▶ **Problem**: Return all of the entries exactly, with nothing added or left out.
----- Records for this task
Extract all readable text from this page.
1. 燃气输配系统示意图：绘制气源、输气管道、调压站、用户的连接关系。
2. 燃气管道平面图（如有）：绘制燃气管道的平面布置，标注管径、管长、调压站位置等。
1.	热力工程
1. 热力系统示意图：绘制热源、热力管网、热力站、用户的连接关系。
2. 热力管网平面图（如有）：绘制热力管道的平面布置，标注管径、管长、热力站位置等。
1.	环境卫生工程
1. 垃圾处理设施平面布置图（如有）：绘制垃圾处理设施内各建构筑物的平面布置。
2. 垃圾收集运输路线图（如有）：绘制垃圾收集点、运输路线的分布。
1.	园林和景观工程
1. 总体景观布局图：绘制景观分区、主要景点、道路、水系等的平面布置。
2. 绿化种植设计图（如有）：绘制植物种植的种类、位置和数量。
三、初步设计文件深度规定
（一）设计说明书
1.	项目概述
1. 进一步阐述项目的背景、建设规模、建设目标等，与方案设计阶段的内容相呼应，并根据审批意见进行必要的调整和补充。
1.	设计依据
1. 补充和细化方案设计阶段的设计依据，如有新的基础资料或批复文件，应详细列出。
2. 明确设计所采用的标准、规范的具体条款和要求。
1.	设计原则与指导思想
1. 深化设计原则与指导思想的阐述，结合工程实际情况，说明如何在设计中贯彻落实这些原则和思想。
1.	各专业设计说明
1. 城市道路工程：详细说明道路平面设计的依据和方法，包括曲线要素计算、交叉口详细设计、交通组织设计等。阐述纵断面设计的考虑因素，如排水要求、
----------
▶ **Task result**:
Extract all readable text from this page.
1. 燃气输配系统示意图：绘制气源、输气管道、调压站、用户的连接关系。
2. 燃气管道平面图（如有）：绘制燃气管道的平面布置，标注管径、管长、调压站位置等。
1.	热力工程
1. 热力系统示意图：绘制热源、热力管网、热力站、用户的连接关系。
2. 热力管网平面图（如有）：绘制热力管道的平面布置，标注管径、管长、热力站位置等。
1.	环境卫生工程
1. 垃圾处理设施平面布置图（如有）：绘制垃圾处理设施内各建构筑物的平面布置。
2. 垃圾收集运输路线图（如有）：绘制垃圾收集点、运输路线的分布。
1.	园林和景观工程
1. 总体景观布局图：绘制景观分区、主要景点、道路、水系等的平面布置。
2. 绿化种植设计图（如有）：绘制植物种植的种类、位置和数量。
三、初步设计文件深度规定
（一）设计说明书
1.	项目概述
1. 进一步阐述项目的背景、建设规模、建设目标等，与方案设计阶段的内容相呼应，并根据审批意见进行必要的调整和补充。
1.	设计依据
1. 补充和细化方案设计阶段的设计依据，如有新的基础资料或批复文件，应详细列出。
2. 明确设计所采用的标准、规范的具体条款和要求。
1.	设计原则与指导思想
1. 深化设计原则与指导思想的阐述，结合工程实际情况，说明如何在设计中贯彻落实这些原则和思想。
1.	各专业设计说明
1. 城市道路工程：详细说明道路平面设计的依据和方法，包括曲线要素计算、交叉口详细设计、交通组织设计等。阐述纵断面设计的考虑因素，如排水要求、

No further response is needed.